*TASK REQUIREMENTS*: Type out the material below exactly.

Stored data

---+---

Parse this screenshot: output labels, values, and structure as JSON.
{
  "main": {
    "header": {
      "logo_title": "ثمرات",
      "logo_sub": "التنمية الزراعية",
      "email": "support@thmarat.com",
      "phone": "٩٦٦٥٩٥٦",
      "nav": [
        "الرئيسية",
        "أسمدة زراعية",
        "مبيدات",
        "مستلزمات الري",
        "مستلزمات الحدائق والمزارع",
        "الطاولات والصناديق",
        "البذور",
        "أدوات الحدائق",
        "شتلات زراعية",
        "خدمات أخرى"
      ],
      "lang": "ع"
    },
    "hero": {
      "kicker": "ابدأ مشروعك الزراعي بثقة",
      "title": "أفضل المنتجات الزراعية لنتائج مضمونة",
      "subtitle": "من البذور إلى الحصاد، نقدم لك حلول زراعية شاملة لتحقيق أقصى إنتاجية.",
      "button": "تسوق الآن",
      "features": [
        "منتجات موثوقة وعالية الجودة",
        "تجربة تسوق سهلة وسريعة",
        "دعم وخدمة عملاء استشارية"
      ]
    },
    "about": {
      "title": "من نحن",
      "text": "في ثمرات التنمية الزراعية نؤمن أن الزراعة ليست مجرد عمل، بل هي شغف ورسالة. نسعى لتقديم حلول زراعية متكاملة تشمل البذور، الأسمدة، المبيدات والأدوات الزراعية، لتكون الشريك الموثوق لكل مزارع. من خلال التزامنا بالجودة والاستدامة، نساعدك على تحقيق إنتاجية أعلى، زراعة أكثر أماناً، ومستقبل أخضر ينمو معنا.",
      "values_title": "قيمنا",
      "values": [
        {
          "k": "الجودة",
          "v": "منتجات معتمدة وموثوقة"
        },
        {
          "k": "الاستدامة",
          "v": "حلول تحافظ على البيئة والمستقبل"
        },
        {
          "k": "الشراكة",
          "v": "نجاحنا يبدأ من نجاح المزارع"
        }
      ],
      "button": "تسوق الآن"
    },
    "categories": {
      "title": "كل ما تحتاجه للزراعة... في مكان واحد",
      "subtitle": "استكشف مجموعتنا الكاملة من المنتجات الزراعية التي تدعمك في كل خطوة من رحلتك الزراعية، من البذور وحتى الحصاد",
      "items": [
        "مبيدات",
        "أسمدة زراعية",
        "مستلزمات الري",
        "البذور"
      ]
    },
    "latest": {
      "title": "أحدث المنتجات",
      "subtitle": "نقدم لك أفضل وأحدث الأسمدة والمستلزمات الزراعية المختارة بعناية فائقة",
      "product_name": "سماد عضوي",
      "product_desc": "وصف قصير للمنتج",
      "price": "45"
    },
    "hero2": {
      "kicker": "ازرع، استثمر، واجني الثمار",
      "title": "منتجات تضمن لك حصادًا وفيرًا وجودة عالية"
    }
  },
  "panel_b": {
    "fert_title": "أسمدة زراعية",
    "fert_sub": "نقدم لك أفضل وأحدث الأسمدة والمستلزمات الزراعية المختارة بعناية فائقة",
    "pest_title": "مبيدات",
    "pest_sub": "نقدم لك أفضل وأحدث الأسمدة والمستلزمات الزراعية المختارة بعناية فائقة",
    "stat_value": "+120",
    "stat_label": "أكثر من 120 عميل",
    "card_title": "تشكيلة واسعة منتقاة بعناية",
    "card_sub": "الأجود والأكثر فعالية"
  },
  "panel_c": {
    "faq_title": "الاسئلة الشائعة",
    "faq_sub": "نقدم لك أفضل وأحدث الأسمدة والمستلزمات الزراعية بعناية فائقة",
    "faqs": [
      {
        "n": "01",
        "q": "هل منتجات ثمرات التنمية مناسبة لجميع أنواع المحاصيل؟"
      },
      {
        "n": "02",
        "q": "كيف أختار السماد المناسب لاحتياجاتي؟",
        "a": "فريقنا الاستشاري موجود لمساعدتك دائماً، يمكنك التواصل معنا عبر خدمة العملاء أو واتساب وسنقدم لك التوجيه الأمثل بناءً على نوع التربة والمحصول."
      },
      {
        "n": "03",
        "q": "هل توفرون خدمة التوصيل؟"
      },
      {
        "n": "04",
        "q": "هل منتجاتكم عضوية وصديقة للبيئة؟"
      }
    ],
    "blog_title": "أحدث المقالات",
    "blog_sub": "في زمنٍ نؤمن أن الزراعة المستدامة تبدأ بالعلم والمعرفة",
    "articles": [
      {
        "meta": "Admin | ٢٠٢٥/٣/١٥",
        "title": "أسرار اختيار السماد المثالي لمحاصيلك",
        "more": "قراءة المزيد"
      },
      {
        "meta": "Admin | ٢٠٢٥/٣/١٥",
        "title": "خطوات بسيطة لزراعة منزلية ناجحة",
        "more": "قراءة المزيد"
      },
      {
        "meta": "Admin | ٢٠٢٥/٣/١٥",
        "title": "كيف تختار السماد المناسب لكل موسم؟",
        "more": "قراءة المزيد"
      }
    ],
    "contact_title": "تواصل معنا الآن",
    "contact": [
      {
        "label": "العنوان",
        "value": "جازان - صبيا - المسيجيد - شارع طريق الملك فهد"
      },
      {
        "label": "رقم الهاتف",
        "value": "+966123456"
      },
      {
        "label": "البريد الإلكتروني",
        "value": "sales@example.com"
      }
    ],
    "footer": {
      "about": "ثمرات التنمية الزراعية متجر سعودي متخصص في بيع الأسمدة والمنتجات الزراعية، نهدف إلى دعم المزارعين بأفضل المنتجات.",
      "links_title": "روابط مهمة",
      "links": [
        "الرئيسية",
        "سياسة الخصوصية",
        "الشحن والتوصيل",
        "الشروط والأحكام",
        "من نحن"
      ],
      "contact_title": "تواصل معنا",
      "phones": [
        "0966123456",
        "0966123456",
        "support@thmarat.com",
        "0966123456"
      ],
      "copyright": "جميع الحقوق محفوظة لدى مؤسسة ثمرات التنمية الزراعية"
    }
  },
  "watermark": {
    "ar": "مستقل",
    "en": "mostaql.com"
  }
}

---+---

*ANSWER TO THIS TASK*:
Parse this screenshot: output labels, values, and structure as JSON.
{
  "main": {
    "header": {
      "logo_title": "ثمرات",
      "logo_sub": "التنمية الزراعية",
      "email": "support@thmarat.com",
      "phone": "٩٦٦٥٩٥٦",
      "nav": [
        "الرئيسية",
        "أسمدة زراعية",
        "مبيدات",
        "مستلزمات الري",
        "مستلزمات الحدائق والمزارع",
        "الطاولات والصناديق",
        "البذور",
        "أدوات الحدائق",
        "شتلات زراعية",
        "خدمات أخرى"
      ],
      "lang": "ع"
    },
    "hero": {
      "kicker": "ابدأ مشروعك الزراعي بثقة",
      "title": "أفضل المنتجات الزراعية لنتائج مضمونة",
      "subtitle": "من البذور إلى الحصاد، نقدم لك حلول زراعية شاملة لتحقيق أقصى إنتاجية.",
      "button": "تسوق الآن",
      "features": [
        "منتجات موثوقة وعالية الجودة",
        "تجربة تسوق سهلة وسريعة",
        "دعم وخدمة عملاء استشارية"
      ]
    },
    "about": {
      "title": "من نحن",
      "text": "في ثمرات التنمية الزراعية نؤمن أن الزراعة ليست مجرد عمل، بل هي شغف ورسالة. نسعى لتقديم حلول زراعية متكاملة تشمل البذور، الأسمدة، المبيدات والأدوات الزراعية، لتكون الشريك الموثوق لكل مزارع. من خلال التزامنا بالجودة والاستدامة، نساعدك على تحقيق إنتاجية أعلى، زراعة أكثر أماناً، ومستقبل أخضر ينمو معنا.",
      "values_title": "قيمنا",
      "values": [
        {
          "k": "الجودة",
          "v": "منتجات معتمدة وموثوقة"
        },
        {
          "k": "الاستدامة",
          "v": "حلول تحافظ على البيئة والمستقبل"
        },
        {
          "k": "الشراكة",
          "v": "نجاحنا يبدأ من نجاح المزارع"
        }
      ],
      "button": "تسوق الآن"
    },
    "categories": {
      "title": "كل ما تحتاجه للزراعة... في مكان واحد",
      "subtitle": "استكشف مجموعتنا الكاملة من المنتجات الزراعية التي تدعمك في كل خطوة من رحلتك الزراعية، من البذور وحتى الحصاد",
      "items": [
        "مبيدات",
        "أسمدة زراعية",
        "مستلزمات الري",
        "البذور"
      ]
    },
    "latest": {
      "title": "أحدث المنتجات",
      "subtitle": "نقدم لك أفضل وأحدث الأسمدة والمستلزمات الزراعية المختارة بعناية فائقة",
      "product_name": "سماد عضوي",
      "product_desc": "وصف قصير للمنتج",
      "price": "45"
    },
    "hero2": {
      "kicker": "ازرع، استثمر، واجني الثمار",
      "title": "منتجات تضمن لك حصادًا وفيرًا وجودة عالية"
    }
  },
  "panel_b": {
    "fert_title": "أسمدة زراعية",
    "fert_sub": "نقدم لك أفضل وأحدث الأسمدة والمستلزمات الزراعية المختارة بعناية فائقة",
    "pest_title": "مبيدات",
    "pest_sub": "نقدم لك أفضل وأحدث الأسمدة والمستلزمات الزراعية المختارة بعناية فائقة",
    "stat_value": "+120",
    "stat_label": "أكثر من 120 عميل",
    "card_title": "تشكيلة واسعة منتقاة بعناية",
    "card_sub": "الأجود والأكثر فعالية"
  },
  "panel_c": {
    "faq_title": "الاسئلة الشائعة",
    "faq_sub": "نقدم لك أفضل وأحدث الأسمدة والمستلزمات الزراعية بعناية فائقة",
    "faqs": [
      {
        "n": "01",
        "q": "هل منتجات ثمرات التنمية مناسبة لجميع أنواع المحاصيل؟"
      },
      {
        "n": "02",
        "q": "كيف أختار السماد المناسب لاحتياجاتي؟",
        "a": "فريقنا الاستشاري موجود لمساعدتك دائماً، يمكنك التواصل معنا عبر خدمة العملاء أو واتساب وسنقدم لك التوجيه الأمثل بناءً على نوع التربة والمحصول."
      },
      {
        "n": "03",
        "q": "هل توفرون خدمة التوصيل؟"
      },
      {
        "n": "04",
        "q": "هل منتجاتكم عضوية وصديقة للبيئة؟"
      }
    ],
    "blog_title": "أحدث المقالات",
    "blog_sub": "في زمنٍ نؤمن أن الزراعة المستدامة تبدأ بالعلم والمعرفة",
    "articles": [
      {
        "meta": "Admin | ٢٠٢٥/٣/١٥",
        "title": "أسرار اختيار السماد المثالي لمحاصيلك",
        "more": "قراءة المزيد"
      },
      {
        "meta": "Admin | ٢٠٢٥/٣/١٥",
        "title": "خطوات بسيطة لزراعة منزلية ناجحة",
        "more": "قراءة المزيد"
      },
      {
        "meta": "Admin | ٢٠٢٥/٣/١٥",
        "title": "كيف تختار السماد المناسب لكل موسم؟",
        "more": "قراءة المزيد"
      }
    ],
    "contact_title": "تواصل معنا الآن",
    "contact": [
      {
        "label": "العنوان",
        "value": "جازان - صبيا - المسيجيد - شارع طريق الملك فهد"
      },
      {
        "label": "رقم الهاتف",
        "value": "+966123456"
      },
      {
        "label": "البريد الإلكتروني",
        "value": "sales@example.com"
      }
    ],
    "footer": {
      "about": "ثمرات التنمية الزراعية متجر سعودي متخصص في بيع الأسمدة والمنتجات الزراعية، نهدف إلى دعم المزارعين بأفضل المنتجات.",
      "links_title": "روابط مهمة",
      "links": [
        "الرئيسية",
        "سياسة الخصوصية",
        "الشحن والتوصيل",
        "الشروط والأحكام",
        "من نحن"
      ],
      "contact_title": "تواصل معنا",
      "phones": [
        "0966123456",
        "0966123456",
        "support@thmarat.com",
        "0966123456"
      ],
      "copyright": "جميع الحقوق محفوظة لدى مؤسسة ثمرات التنمية الزراعية"
    }
  },
  "watermark": {
    "ar": "مستقل",
    "en": "mostaql.com"
  }
}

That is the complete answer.